-- Required work --
Select all lines holding the word "OnePro补发" from the entries that follow.

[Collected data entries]

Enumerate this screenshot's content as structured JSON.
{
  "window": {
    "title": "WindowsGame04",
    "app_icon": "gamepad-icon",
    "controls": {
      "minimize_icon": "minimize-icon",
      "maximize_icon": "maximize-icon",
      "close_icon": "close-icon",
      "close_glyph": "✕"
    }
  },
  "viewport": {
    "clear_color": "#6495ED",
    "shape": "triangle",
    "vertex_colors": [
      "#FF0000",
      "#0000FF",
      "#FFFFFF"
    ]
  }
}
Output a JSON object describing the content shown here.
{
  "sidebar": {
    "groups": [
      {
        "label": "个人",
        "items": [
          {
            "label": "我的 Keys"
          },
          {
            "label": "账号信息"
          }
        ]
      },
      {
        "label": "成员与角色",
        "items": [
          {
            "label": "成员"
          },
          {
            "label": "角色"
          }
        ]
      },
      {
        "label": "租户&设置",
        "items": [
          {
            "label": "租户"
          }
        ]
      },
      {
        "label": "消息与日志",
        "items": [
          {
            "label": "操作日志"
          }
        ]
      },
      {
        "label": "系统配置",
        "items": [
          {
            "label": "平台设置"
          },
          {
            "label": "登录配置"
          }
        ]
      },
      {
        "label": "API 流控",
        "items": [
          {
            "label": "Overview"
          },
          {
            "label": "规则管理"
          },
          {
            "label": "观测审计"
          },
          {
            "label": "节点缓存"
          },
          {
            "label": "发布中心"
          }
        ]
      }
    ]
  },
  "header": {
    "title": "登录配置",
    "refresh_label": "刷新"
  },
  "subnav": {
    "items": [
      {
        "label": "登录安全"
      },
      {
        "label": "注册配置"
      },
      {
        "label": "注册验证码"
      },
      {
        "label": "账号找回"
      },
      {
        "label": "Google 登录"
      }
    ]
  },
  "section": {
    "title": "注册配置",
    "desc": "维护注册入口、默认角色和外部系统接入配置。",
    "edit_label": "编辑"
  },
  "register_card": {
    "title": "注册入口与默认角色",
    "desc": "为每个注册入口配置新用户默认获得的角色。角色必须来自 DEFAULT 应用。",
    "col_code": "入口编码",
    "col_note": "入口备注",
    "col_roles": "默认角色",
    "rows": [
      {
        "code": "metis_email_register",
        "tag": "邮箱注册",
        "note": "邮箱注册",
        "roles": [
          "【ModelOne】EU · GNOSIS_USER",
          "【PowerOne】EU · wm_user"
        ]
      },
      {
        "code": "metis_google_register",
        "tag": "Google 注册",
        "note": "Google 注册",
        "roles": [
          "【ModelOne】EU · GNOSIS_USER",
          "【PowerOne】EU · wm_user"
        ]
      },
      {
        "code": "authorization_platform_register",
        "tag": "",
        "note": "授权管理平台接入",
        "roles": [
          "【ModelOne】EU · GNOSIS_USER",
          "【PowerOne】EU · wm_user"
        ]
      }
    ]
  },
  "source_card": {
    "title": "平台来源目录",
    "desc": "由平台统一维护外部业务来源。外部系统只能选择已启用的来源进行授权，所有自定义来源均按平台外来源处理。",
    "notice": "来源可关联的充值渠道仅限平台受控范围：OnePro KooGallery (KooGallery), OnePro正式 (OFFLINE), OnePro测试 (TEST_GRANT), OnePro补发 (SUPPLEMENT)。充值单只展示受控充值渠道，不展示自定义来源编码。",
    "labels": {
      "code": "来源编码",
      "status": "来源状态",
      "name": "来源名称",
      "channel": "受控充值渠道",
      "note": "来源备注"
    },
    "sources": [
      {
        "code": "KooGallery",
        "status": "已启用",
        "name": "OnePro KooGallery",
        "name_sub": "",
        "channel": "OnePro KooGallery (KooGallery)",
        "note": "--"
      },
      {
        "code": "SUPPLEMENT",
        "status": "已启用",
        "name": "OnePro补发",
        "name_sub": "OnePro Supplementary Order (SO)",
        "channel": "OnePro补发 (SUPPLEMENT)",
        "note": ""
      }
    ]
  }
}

-- Solution for this problem --
    "notice": "来源可关联的充值渠道仅限平台受控范围：OnePro KooGallery (KooGallery), OnePro正式 (OFFLINE), OnePro测试 (TEST_GRANT), OnePro补发 (SUPPLEMENT)。充值单只展示受控充值渠道，不展示自定义来源编码。",
        "name": "OnePro补发",
        "channel": "OnePro补发 (SUPPLEMENT)",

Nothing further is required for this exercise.